(Problem): Your task is to print all of the data word for word.

(Records supplied):
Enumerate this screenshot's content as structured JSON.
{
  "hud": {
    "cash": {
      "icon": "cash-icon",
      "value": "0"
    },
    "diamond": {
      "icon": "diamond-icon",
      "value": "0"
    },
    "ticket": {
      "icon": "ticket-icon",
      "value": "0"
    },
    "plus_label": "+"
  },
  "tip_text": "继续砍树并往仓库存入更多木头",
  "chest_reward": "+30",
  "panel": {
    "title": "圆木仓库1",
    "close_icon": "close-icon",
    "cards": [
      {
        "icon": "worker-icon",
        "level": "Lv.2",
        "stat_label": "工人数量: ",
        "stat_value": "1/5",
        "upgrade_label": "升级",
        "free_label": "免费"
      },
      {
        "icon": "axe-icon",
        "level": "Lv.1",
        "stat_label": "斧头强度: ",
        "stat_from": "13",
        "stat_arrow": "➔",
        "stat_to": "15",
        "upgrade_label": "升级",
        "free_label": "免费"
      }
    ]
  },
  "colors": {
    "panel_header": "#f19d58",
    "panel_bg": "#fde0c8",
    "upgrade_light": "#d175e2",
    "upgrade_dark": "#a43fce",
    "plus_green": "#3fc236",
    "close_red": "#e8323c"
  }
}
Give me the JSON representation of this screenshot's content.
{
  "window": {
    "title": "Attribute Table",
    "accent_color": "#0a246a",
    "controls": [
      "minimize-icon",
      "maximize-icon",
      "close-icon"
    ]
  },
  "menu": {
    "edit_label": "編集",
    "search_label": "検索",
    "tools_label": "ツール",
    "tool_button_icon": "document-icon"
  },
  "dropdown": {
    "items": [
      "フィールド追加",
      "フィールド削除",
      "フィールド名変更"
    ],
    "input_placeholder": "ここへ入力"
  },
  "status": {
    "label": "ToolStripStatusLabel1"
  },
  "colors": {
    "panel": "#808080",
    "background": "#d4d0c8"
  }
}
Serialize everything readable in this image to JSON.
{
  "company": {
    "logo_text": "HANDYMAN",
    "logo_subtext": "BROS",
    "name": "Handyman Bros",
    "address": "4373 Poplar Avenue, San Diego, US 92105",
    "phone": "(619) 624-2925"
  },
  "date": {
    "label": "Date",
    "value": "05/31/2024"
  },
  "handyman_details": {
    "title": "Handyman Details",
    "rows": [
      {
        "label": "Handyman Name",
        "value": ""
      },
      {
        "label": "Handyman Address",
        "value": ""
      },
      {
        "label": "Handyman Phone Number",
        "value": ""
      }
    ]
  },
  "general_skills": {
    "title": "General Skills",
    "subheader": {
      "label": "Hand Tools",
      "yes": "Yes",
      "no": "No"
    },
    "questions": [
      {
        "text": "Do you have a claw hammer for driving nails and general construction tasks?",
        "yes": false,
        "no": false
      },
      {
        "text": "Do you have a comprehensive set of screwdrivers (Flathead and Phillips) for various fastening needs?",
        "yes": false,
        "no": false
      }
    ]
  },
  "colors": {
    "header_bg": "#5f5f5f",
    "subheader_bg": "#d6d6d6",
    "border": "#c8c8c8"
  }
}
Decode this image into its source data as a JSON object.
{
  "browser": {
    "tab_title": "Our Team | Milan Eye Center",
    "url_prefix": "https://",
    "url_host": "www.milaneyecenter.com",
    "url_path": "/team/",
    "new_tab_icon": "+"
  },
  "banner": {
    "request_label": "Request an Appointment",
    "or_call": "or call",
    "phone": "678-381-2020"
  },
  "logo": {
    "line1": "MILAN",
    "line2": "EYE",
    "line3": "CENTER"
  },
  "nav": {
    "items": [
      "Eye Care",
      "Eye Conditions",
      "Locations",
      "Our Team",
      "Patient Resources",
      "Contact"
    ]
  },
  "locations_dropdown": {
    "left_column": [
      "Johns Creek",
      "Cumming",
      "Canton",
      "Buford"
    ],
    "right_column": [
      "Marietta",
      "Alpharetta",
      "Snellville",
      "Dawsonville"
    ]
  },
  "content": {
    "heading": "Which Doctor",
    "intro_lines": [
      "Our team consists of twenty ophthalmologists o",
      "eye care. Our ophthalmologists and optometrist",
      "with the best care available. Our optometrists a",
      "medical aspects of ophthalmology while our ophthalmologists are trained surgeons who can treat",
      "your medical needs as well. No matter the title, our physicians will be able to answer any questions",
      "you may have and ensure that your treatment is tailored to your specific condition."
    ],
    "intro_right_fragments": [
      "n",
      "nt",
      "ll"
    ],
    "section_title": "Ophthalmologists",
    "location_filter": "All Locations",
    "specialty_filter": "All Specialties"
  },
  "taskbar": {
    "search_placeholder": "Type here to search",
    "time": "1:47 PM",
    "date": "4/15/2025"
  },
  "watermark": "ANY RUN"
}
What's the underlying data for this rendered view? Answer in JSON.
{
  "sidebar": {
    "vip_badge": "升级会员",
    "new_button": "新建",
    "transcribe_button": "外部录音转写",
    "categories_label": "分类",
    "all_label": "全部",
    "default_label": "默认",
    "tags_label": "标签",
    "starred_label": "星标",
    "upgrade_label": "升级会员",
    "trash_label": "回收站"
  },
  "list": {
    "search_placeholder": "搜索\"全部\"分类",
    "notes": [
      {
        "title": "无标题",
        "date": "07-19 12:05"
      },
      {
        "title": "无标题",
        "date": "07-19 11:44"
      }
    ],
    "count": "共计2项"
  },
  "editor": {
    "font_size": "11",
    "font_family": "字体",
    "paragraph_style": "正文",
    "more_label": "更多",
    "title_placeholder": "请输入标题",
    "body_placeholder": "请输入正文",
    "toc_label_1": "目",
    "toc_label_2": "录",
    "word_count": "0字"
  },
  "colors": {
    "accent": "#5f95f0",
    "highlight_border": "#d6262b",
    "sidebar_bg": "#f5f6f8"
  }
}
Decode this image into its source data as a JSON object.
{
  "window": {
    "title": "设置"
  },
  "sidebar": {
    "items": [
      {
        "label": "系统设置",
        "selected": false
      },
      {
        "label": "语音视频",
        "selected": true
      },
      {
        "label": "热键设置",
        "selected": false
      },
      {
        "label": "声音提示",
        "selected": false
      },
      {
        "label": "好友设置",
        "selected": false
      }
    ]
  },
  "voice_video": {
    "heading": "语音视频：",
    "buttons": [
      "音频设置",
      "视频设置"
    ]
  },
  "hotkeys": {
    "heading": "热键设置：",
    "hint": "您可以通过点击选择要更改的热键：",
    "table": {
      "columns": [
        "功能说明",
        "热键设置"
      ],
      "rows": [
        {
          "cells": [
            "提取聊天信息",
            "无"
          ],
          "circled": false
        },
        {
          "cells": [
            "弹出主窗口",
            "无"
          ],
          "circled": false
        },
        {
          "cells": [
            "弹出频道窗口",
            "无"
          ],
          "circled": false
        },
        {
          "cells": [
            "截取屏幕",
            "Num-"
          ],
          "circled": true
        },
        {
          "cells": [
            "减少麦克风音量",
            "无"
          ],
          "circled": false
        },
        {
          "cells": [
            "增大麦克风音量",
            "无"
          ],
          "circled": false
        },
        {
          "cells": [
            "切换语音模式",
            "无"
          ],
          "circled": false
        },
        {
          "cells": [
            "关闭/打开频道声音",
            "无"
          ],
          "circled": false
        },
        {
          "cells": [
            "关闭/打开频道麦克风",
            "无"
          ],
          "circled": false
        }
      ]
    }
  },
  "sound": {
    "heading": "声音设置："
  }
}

(Solution to this task):
Enumerate this screenshot's content as structured JSON.
{
  "hud": {
    "cash": {
      "icon": "cash-icon",
      "value": "0"
    },
    "diamond": {
      "icon": "diamond-icon",
      "value": "0"
    },
    "ticket": {
      "icon": "ticket-icon",
      "value": "0"
    },
    "plus_label": "+"
  },
  "tip_text": "继续砍树并往仓库存入更多木头",
  "chest_reward": "+30",
  "panel": {
    "title": "圆木仓库1",
    "close_icon": "close-icon",
    "cards": [
      {
        "icon": "worker-icon",
        "level": "Lv.2",
        "stat_label": "工人数量: ",
        "stat_value": "1/5",
        "upgrade_label": "升级",
        "free_label": "免费"
      },
      {
        "icon": "axe-icon",
        "level": "Lv.1",
        "stat_label": "斧头强度: ",
        "stat_from": "13",
        "stat_arrow": "➔",
        "stat_to": "15",
        "upgrade_label": "升级",
        "free_label": "免费"
      }
    ]
  },
  "colors": {
    "panel_header": "#f19d58",
    "panel_bg": "#fde0c8",
    "upgrade_light": "#d175e2",
    "upgrade_dark": "#a43fce",
    "plus_green": "#3fc236",
    "close_red": "#e8323c"
  }
}
Give me the JSON representation of this screenshot's content.
{
  "window": {
    "title": "Attribute Table",
    "accent_color": "#0a246a",
    "controls": [
      "minimize-icon",
      "maximize-icon",
      "close-icon"
    ]
  },
  "menu": {
    "edit_label": "編集",
    "search_label": "検索",
    "tools_label": "ツール",
    "tool_button_icon": "document-icon"
  },
  "dropdown": {
    "items": [
      "フィールド追加",
      "フィールド削除",
      "フィールド名変更"
    ],
    "input_placeholder": "ここへ入力"
  },
  "status": {
    "label": "ToolStripStatusLabel1"
  },
  "colors": {
    "panel": "#808080",
    "background": "#d4d0c8"
  }
}
Serialize everything readable in this image to JSON.
{
  "company": {
    "logo_text": "HANDYMAN",
    "logo_subtext": "BROS",
    "name": "Handyman Bros",
    "address": "4373 Poplar Avenue, San Diego, US 92105",
    "phone": "(619) 624-2925"
  },
  "date": {
    "label": "Date",
    "value": "05/31/2024"
  },
  "handyman_details": {
    "title": "Handyman Details",
    "rows": [
      {
        "label": "Handyman Name",
        "value": ""
      },
      {
        "label": "Handyman Address",
        "value": ""
      },
      {
        "label": "Handyman Phone Number",
        "value": ""
      }
    ]
  },
  "general_skills": {
    "title": "General Skills",
    "subheader": {
      "label": "Hand Tools",
      "yes": "Yes",
      "no": "No"
    },
    "questions": [
      {
        "text": "Do you have a claw hammer for driving nails and general construction tasks?",
        "yes": false,
        "no": false
      },
      {
        "text": "Do you have a comprehensive set of screwdrivers (Flathead and Phillips) for various fastening needs?",
        "yes": false,
        "no": false
      }
    ]
  },
  "colors": {
    "header_bg": "#5f5f5f",
    "subheader_bg": "#d6d6d6",
    "border": "#c8c8c8"
  }
}
Decode this image into its source data as a JSON object.
{
  "browser": {
    "tab_title": "Our Team | Milan Eye Center",
    "url_prefix": "https://",
    "url_host": "www.milaneyecenter.com",
    "url_path": "/team/",
    "new_tab_icon": "+"
  },
  "banner": {
    "request_label": "Request an Appointment",
    "or_call": "or call",
    "phone": "678-381-2020"
  },
  "logo": {
    "line1": "MILAN",
    "line2": "EYE",
    "line3": "CENTER"
  },
  "nav": {
    "items": [
      "Eye Care",
      "Eye Conditions",
      "Locations",
      "Our Team",
      "Patient Resources",
      "Contact"
    ]
  },
  "locations_dropdown": {
    "left_column": [
      "Johns Creek",
      "Cumming",
      "Canton",
      "Buford"
    ],
    "right_column": [
      "Marietta",
      "Alpharetta",
      "Snellville",
      "Dawsonville"
    ]
  },
  "content": {
    "heading": "Which Doctor",
    "intro_lines": [
      "Our team consists of twenty ophthalmologists o",
      "eye care. Our ophthalmologists and optometrist",
      "with the best care available. Our optometrists a",
      "medical aspects of ophthalmology while our ophthalmologists are trained surgeons who can treat",
      "your medical needs as well. No matter the title, our physicians will be able to answer any questions",
      "you may have and ensure that your treatment is tailored to your specific condition."
    ],
    "intro_right_fragments": [
      "n",
      "nt",
      "ll"
    ],
    "section_title": "Ophthalmologists",
    "location_filter": "All Locations",
    "specialty_filter": "All Specialties"
  },
  "taskbar": {
    "search_placeholder": "Type here to search",
    "time": "1:47 PM",
    "date": "4/15/2025"
  },
  "watermark": "ANY RUN"
}
What's the underlying data for this rendered view? Answer in JSON.
{
  "sidebar": {
    "vip_badge": "升级会员",
    "new_button": "新建",
    "transcribe_button": "外部录音转写",
    "categories_label": "分类",
    "all_label": "全部",
    "default_label": "默认",
    "tags_label": "标签",
    "starred_label": "星标",
    "upgrade_label": "升级会员",
    "trash_label": "回收站"
  },
  "list": {
    "search_placeholder": "搜索\"全部\"分类",
    "notes": [
      {
        "title": "无标题",
        "date": "07-19 12:05"
      },
      {
        "title": "无标题",
        "date": "07-19 11:44"
      }
    ],
    "count": "共计2项"
  },
  "editor": {
    "font_size": "11",
    "font_family": "字体",
    "paragraph_style": "正文",
    "more_label": "更多",
    "title_placeholder": "请输入标题",
    "body_placeholder": "请输入正文",
    "toc_label_1": "目",
    "toc_label_2": "录",
    "word_count": "0字"
  },
  "colors": {
    "accent": "#5f95f0",
    "highlight_border": "#d6262b",
    "sidebar_bg": "#f5f6f8"
  }
}
Decode this image into its source data as a JSON object.
{
  "window": {
    "title": "设置"
  },
  "sidebar": {
    "items": [
      {
        "label": "系统设置",
        "selected": false
      },
      {
        "label": "语音视频",
        "selected": true
      },
      {
        "label": "热键设置",
        "selected": false
      },
      {
        "label": "声音提示",
        "selected": false
      },
      {
        "label": "好友设置",
        "selected": false
      }
    ]
  },
  "voice_video": {
    "heading": "语音视频：",
    "buttons": [
      "音频设置",
      "视频设置"
    ]
  },
  "hotkeys": {
    "heading": "热键设置：",
    "hint": "您可以通过点击选择要更改的热键：",
    "table": {
      "columns": [
        "功能说明",
        "热键设置"
      ],
      "rows": [
        {
          "cells": [
            "提取聊天信息",
            "无"
          ],
          "circled": false
        },
        {
          "cells": [
            "弹出主窗口",
            "无"
          ],
          "circled": false
        },
        {
          "cells": [
            "弹出频道窗口",
            "无"
          ],
          "circled": false
        },
        {
          "cells": [
            "截取屏幕",
            "Num-"
          ],
          "circled": true
        },
        {
          "cells": [
            "减少麦克风音量",
            "无"
          ],
          "circled": false
        },
        {
          "cells": [
            "增大麦克风音量",
            "无"
          ],
          "circled": false
        },
        {
          "cells": [
            "切换语音模式",
            "无"
          ],
          "circled": false
        },
        {
          "cells": [
            "关闭/打开频道声音",
            "无"
          ],
          "circled": false
        },
        {
          "cells": [
            "关闭/打开频道麦克风",
            "无"
          ],
          "circled": false
        }
      ]
    }
  },
  "sound": {
    "heading": "声音设置："
  }
}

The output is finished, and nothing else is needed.